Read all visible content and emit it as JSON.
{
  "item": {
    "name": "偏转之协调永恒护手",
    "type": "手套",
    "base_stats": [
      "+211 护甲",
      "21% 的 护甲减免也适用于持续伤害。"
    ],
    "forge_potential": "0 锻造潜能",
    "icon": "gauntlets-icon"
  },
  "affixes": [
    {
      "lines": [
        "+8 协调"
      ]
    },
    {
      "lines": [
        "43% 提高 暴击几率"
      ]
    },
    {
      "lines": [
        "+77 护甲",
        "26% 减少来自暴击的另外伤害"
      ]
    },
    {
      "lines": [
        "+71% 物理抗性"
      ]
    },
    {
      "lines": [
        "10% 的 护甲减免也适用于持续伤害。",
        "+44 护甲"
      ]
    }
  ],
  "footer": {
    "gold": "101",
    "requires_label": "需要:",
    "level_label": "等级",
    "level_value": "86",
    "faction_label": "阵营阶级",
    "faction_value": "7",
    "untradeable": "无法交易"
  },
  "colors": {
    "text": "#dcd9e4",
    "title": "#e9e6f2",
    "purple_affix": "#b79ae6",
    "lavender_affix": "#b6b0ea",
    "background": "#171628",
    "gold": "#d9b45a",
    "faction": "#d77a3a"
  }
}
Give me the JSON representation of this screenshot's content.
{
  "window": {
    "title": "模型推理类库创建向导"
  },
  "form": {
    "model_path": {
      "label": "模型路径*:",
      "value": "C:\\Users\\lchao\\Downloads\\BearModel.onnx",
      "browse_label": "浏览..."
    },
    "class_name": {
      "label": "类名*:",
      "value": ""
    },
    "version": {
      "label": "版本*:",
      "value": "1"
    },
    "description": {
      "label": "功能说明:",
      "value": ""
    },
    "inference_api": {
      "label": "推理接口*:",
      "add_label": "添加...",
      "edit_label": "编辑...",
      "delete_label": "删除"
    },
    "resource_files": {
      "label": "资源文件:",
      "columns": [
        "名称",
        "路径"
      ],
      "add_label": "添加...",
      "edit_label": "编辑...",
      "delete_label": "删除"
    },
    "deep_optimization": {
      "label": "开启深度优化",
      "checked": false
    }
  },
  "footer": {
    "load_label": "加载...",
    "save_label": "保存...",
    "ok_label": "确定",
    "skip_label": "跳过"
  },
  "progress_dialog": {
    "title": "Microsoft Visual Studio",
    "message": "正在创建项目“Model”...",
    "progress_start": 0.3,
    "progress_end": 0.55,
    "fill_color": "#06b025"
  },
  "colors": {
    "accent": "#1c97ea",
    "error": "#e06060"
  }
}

▸ **Given exercise**: Copy all the lines, exactly.

▸ **Reply**:
Read all visible content and emit it as JSON.
{
  "item": {
    "name": "偏转之协调永恒护手",
    "type": "手套",
    "base_stats": [
      "+211 护甲",
      "21% 的 护甲减免也适用于持续伤害。"
    ],
    "forge_potential": "0 锻造潜能",
    "icon": "gauntlets-icon"
  },
  "affixes": [
    {
      "lines": [
        "+8 协调"
      ]
    },
    {
      "lines": [
        "43% 提高 暴击几率"
      ]
    },
    {
      "lines": [
        "+77 护甲",
        "26% 减少来自暴击的另外伤害"
      ]
    },
    {
      "lines": [
        "+71% 物理抗性"
      ]
    },
    {
      "lines": [
        "10% 的 护甲减免也适用于持续伤害。",
        "+44 护甲"
      ]
    }
  ],
  "footer": {
    "gold": "101",
    "requires_label": "需要:",
    "level_label": "等级",
    "level_value": "86",
    "faction_label": "阵营阶级",
    "faction_value": "7",
    "untradeable": "无法交易"
  },
  "colors": {
    "text": "#dcd9e4",
    "title": "#e9e6f2",
    "purple_affix": "#b79ae6",
    "lavender_affix": "#b6b0ea",
    "background": "#171628",
    "gold": "#d9b45a",
    "faction": "#d77a3a"
  }
}
Give me the JSON representation of this screenshot's content.
{
  "window": {
    "title": "模型推理类库创建向导"
  },
  "form": {
    "model_path": {
      "label": "模型路径*:",
      "value": "C:\\Users\\lchao\\Downloads\\BearModel.onnx",
      "browse_label": "浏览..."
    },
    "class_name": {
      "label": "类名*:",
      "value": ""
    },
    "version": {
      "label": "版本*:",
      "value": "1"
    },
    "description": {
      "label": "功能说明:",
      "value": ""
    },
    "inference_api": {
      "label": "推理接口*:",
      "add_label": "添加...",
      "edit_label": "编辑...",
      "delete_label": "删除"
    },
    "resource_files": {
      "label": "资源文件:",
      "columns": [
        "名称",
        "路径"
      ],
      "add_label": "添加...",
      "edit_label": "编辑...",
      "delete_label": "删除"
    },
    "deep_optimization": {
      "label": "开启深度优化",
      "checked": false
    }
  },
  "footer": {
    "load_label": "加载...",
    "save_label": "保存...",
    "ok_label": "确定",
    "skip_label": "跳过"
  },
  "progress_dialog": {
    "title": "Microsoft Visual Studio",
    "message": "正在创建项目“Model”...",
    "progress_start": 0.3,
    "progress_end": 0.55,
    "fill_color": "#06b025"
  },
  "colors": {
    "accent": "#1c97ea",
    "error": "#e06060"
  }
}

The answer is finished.